◆ Stated exercise ◆
Please output the data below verbatim, leaving out the pictures.

##### Material provided #####

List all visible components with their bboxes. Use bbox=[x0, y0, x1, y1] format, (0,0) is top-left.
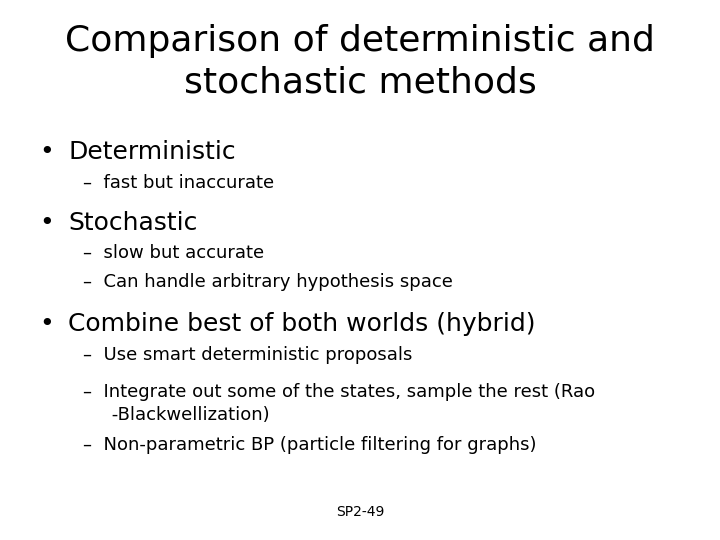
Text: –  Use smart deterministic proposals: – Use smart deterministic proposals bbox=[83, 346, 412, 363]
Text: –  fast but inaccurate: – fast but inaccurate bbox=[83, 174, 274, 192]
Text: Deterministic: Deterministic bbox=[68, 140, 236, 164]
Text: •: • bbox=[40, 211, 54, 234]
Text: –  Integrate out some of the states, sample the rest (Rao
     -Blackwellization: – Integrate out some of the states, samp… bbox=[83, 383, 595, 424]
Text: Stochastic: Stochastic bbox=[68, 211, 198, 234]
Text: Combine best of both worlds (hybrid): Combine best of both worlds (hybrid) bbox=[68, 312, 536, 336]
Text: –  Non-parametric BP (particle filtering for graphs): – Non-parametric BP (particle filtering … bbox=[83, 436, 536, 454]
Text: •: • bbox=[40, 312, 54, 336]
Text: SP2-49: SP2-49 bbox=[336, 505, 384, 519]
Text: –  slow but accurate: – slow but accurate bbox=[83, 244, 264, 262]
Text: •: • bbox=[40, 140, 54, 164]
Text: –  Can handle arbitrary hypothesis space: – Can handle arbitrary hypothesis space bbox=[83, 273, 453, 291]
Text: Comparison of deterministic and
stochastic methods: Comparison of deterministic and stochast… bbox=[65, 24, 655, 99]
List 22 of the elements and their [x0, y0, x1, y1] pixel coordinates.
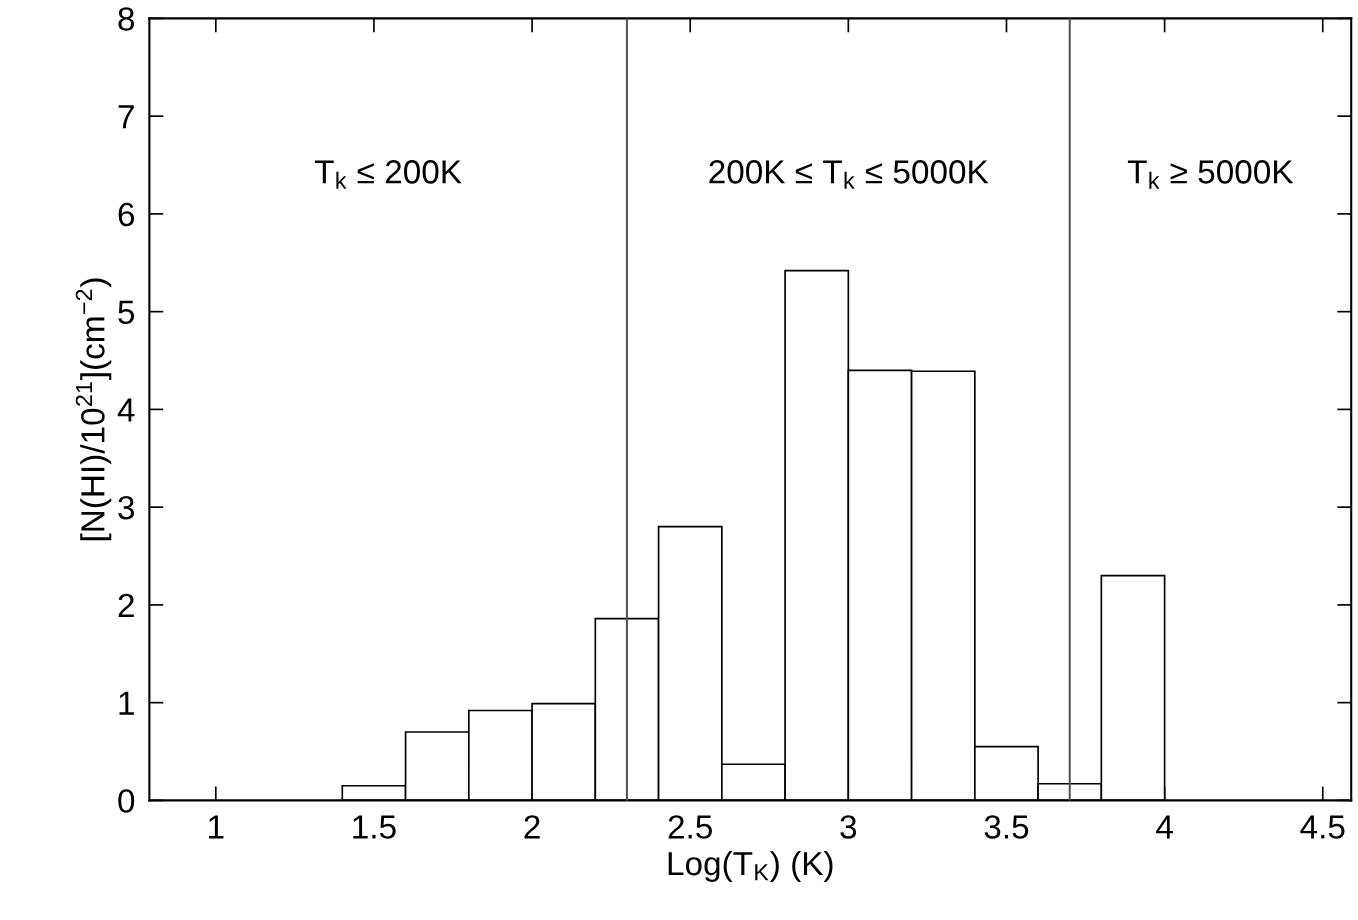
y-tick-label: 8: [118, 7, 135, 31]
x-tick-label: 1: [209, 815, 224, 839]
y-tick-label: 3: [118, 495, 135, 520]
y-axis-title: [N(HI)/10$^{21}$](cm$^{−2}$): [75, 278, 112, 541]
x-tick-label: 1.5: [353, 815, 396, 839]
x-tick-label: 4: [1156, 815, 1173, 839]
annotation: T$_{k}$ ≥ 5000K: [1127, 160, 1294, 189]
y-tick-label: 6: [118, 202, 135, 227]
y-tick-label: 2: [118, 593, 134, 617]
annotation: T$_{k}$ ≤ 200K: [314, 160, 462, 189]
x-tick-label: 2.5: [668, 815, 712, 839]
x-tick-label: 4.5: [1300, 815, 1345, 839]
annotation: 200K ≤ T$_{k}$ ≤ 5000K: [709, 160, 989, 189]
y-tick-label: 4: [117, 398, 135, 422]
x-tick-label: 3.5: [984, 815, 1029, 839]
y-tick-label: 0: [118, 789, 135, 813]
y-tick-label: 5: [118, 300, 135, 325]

#####

◆ Exercise response ◆
List all visible components with their bboxes. Use bbox=[x0, y0, x1, y1] format, (0,0) is top-left.
Text: –  Use smart deterministic proposals: – Use smart deterministic proposals bbox=[83, 346, 412, 363]
Text: –  fast but inaccurate: – fast but inaccurate bbox=[83, 174, 274, 192]
Text: Deterministic: Deterministic bbox=[68, 140, 236, 164]
Text: •: • bbox=[40, 211, 54, 234]
Text: –  Integrate out some of the states, sample the rest (Rao
     -Blackwellization: – Integrate out some of the states, samp… bbox=[83, 383, 595, 424]
Text: Stochastic: Stochastic bbox=[68, 211, 198, 234]
Text: Combine best of both worlds (hybrid): Combine best of both worlds (hybrid) bbox=[68, 312, 536, 336]
Text: –  Non-parametric BP (particle filtering for graphs): – Non-parametric BP (particle filtering … bbox=[83, 436, 536, 454]
Text: •: • bbox=[40, 312, 54, 336]
Text: SP2-49: SP2-49 bbox=[336, 505, 384, 519]
Text: –  slow but accurate: – slow but accurate bbox=[83, 244, 264, 262]
Text: •: • bbox=[40, 140, 54, 164]
Text: –  Can handle arbitrary hypothesis space: – Can handle arbitrary hypothesis space bbox=[83, 273, 453, 291]
Text: Comparison of deterministic and
stochastic methods: Comparison of deterministic and stochast… bbox=[65, 24, 655, 99]
List 22 of the elements and their [x0, y0, x1, y1] pixel coordinates.
y-tick-label: 8: [118, 7, 135, 31]
x-tick-label: 1: [209, 815, 224, 839]
y-tick-label: 3: [118, 495, 135, 520]
y-axis-title: [N(HI)/10$^{21}$](cm$^{−2}$): [75, 278, 112, 541]
x-tick-label: 1.5: [353, 815, 396, 839]
x-tick-label: 4: [1156, 815, 1173, 839]
annotation: T$_{k}$ ≥ 5000K: [1127, 160, 1294, 189]
y-tick-label: 6: [118, 202, 135, 227]
y-tick-label: 2: [118, 593, 134, 617]
annotation: T$_{k}$ ≤ 200K: [314, 160, 462, 189]
x-tick-label: 2.5: [668, 815, 712, 839]
x-tick-label: 4.5: [1300, 815, 1345, 839]
annotation: 200K ≤ T$_{k}$ ≤ 5000K: [709, 160, 989, 189]
y-tick-label: 4: [117, 398, 135, 422]
x-tick-label: 3.5: [984, 815, 1029, 839]
y-tick-label: 0: [118, 789, 135, 813]
y-tick-label: 5: [118, 300, 135, 325]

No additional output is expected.